* Begin Supplied material *
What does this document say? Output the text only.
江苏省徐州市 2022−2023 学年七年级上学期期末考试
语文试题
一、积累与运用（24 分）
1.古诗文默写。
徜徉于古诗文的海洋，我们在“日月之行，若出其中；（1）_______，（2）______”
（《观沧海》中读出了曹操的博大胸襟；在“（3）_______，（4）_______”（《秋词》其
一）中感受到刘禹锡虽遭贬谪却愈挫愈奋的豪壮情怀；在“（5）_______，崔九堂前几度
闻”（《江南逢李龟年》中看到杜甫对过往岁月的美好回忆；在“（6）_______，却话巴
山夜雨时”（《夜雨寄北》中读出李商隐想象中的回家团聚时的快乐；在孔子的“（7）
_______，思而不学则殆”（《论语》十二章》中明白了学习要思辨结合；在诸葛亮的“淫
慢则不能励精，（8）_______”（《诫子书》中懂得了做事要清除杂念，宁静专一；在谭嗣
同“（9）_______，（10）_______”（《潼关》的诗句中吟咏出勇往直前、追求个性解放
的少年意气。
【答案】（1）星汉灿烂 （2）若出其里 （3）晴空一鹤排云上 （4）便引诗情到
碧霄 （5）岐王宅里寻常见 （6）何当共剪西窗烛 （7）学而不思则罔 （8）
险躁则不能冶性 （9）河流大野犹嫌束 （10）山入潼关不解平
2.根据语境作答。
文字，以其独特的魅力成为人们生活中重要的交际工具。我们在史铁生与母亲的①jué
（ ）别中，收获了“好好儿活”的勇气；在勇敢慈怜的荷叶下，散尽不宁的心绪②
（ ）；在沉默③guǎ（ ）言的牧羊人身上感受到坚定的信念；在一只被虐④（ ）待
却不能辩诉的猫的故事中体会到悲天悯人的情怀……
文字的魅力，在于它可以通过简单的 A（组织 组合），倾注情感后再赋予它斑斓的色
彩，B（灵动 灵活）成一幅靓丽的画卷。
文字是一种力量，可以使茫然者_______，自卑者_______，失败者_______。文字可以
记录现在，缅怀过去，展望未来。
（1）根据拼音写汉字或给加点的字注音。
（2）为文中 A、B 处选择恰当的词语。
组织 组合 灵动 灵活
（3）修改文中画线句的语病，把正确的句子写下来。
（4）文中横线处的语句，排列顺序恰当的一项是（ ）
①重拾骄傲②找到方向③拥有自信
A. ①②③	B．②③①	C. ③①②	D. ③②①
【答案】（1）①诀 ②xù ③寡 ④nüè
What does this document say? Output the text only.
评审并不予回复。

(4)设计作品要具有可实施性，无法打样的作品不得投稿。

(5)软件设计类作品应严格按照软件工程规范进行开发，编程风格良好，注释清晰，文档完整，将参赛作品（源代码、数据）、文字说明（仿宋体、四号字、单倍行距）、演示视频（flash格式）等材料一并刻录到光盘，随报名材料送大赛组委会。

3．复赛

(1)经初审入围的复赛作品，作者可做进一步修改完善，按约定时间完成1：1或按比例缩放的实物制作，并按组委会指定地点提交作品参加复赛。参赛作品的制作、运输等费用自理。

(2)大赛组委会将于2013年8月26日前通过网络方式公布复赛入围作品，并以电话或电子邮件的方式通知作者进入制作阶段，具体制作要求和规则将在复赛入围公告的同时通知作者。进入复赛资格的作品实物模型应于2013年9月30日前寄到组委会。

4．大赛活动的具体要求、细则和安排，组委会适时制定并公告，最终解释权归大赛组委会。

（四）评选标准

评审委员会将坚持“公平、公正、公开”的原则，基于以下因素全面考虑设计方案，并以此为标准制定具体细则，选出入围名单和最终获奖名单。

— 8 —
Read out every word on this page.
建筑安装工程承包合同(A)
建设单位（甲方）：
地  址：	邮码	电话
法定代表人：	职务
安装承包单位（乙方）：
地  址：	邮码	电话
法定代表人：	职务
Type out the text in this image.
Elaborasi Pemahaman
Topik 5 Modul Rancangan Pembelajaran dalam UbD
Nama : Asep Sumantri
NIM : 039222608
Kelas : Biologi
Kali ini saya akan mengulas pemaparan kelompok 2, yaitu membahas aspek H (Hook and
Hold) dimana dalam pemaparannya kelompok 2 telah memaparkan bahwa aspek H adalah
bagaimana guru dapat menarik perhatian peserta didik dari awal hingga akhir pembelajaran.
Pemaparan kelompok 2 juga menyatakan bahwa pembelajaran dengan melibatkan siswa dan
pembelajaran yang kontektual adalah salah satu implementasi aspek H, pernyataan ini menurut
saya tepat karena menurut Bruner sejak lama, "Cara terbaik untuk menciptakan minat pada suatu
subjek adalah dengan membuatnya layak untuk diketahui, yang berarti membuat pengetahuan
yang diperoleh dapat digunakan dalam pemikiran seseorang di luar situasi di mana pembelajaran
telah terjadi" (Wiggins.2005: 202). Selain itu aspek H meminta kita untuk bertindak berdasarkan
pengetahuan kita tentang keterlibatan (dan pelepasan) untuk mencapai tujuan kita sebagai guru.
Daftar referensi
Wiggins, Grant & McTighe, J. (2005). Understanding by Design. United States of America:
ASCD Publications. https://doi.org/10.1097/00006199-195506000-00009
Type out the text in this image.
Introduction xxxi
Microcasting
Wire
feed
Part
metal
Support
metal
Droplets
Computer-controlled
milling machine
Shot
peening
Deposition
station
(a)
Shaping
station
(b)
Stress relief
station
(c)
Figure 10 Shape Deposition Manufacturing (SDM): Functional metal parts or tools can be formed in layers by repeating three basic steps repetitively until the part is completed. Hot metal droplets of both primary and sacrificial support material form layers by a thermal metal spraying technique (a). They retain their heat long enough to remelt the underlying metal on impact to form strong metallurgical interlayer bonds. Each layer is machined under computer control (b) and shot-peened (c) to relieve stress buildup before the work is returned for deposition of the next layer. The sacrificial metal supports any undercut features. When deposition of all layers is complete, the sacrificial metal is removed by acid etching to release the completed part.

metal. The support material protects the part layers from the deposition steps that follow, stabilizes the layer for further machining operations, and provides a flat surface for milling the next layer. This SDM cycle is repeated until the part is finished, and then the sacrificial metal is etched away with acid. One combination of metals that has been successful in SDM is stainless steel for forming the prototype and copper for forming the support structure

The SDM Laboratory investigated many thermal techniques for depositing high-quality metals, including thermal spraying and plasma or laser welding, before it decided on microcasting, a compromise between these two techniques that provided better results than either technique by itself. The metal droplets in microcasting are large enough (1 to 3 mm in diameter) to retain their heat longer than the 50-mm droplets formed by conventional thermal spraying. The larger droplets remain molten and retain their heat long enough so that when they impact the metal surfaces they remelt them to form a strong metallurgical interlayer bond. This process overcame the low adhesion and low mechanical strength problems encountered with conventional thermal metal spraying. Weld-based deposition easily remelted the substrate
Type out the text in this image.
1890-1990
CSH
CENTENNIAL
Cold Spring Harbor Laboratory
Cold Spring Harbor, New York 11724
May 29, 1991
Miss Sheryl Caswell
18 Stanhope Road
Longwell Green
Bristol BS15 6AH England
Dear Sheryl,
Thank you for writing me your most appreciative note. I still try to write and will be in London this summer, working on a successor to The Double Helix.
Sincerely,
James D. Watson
* End Supplied material *
» Exercise prompt
Search the lines above for the string "yang" and copy each line that has it.

» Expected output
pembelajaran yang kontektual adalah salah satu implementasi aspek H, pernyataan ini menurut
subjek adalah dengan membuatnya layak untuk diketahui, yang berarti membuat pengetahuan
yang diperoleh dapat digunakan dalam pemikiran seseorang di luar situasi di mana pembelajaran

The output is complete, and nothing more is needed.